--- DATA LINES ---

**********

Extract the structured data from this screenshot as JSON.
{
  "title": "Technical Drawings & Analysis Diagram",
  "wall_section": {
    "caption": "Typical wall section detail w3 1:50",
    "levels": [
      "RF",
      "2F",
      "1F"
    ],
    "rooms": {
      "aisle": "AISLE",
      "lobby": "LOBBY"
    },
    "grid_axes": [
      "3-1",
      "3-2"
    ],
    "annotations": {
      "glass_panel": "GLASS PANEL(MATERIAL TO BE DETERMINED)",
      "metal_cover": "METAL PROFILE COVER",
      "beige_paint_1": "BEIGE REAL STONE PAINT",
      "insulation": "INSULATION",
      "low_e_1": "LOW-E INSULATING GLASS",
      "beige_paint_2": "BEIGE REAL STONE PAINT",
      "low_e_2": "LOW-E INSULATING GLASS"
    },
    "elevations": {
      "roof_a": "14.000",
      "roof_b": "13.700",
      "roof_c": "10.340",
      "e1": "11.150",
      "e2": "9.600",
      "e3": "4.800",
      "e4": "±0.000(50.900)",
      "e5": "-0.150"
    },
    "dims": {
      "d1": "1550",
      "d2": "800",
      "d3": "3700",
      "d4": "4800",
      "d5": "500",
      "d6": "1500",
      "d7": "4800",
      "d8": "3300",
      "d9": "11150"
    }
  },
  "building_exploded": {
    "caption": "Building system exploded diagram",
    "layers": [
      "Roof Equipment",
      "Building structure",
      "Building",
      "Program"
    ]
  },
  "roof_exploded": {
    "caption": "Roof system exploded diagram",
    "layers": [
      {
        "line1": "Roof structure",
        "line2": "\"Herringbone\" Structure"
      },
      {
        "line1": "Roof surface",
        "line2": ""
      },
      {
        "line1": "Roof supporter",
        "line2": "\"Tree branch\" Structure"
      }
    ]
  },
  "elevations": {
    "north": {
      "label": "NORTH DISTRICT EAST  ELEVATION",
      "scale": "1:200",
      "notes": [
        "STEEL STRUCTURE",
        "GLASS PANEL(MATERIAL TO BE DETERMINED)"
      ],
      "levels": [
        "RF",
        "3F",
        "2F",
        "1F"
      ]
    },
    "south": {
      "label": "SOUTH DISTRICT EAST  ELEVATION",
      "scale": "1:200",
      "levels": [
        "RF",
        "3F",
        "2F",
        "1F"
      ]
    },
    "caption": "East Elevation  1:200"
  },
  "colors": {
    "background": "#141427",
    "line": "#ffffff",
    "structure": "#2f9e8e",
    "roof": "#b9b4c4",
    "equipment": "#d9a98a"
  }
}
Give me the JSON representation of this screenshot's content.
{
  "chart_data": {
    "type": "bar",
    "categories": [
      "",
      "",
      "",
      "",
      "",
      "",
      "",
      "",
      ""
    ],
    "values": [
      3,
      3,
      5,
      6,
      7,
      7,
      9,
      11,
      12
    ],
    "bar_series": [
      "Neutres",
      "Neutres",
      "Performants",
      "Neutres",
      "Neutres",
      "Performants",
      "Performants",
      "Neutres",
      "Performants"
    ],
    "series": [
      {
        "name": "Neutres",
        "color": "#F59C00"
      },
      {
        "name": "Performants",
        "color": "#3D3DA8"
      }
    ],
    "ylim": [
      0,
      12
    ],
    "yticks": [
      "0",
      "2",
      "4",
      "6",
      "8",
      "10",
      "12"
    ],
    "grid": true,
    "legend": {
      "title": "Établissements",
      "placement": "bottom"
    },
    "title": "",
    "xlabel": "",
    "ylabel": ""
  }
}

**********

Print only the lines from the one with "Give me the" to the end of the records, both included.

Give me the JSON representation of this screenshot's content.
{
  "chart_data": {
    "type": "bar",
    "categories": [
      "",
      "",
      "",
      "",
      "",
      "",
      "",
      "",
      ""
    ],
    "values": [
      3,
      3,
      5,
      6,
      7,
      7,
      9,
      11,
      12
    ],
    "bar_series": [
      "Neutres",
      "Neutres",
      "Performants",
      "Neutres",
      "Neutres",
      "Performants",
      "Performants",
      "Neutres",
      "Performants"
    ],
    "series": [
      {
        "name": "Neutres",
        "color": "#F59C00"
      },
      {
        "name": "Performants",
        "color": "#3D3DA8"
      }
    ],
    "ylim": [
      0,
      12
    ],
    "yticks": [
      "0",
      "2",
      "4",
      "6",
      "8",
      "10",
      "12"
    ],
    "grid": true,
    "legend": {
      "title": "Établissements",
      "placement": "bottom"
    },
    "title": "",
    "xlabel": "",
    "ylabel": ""
  }
}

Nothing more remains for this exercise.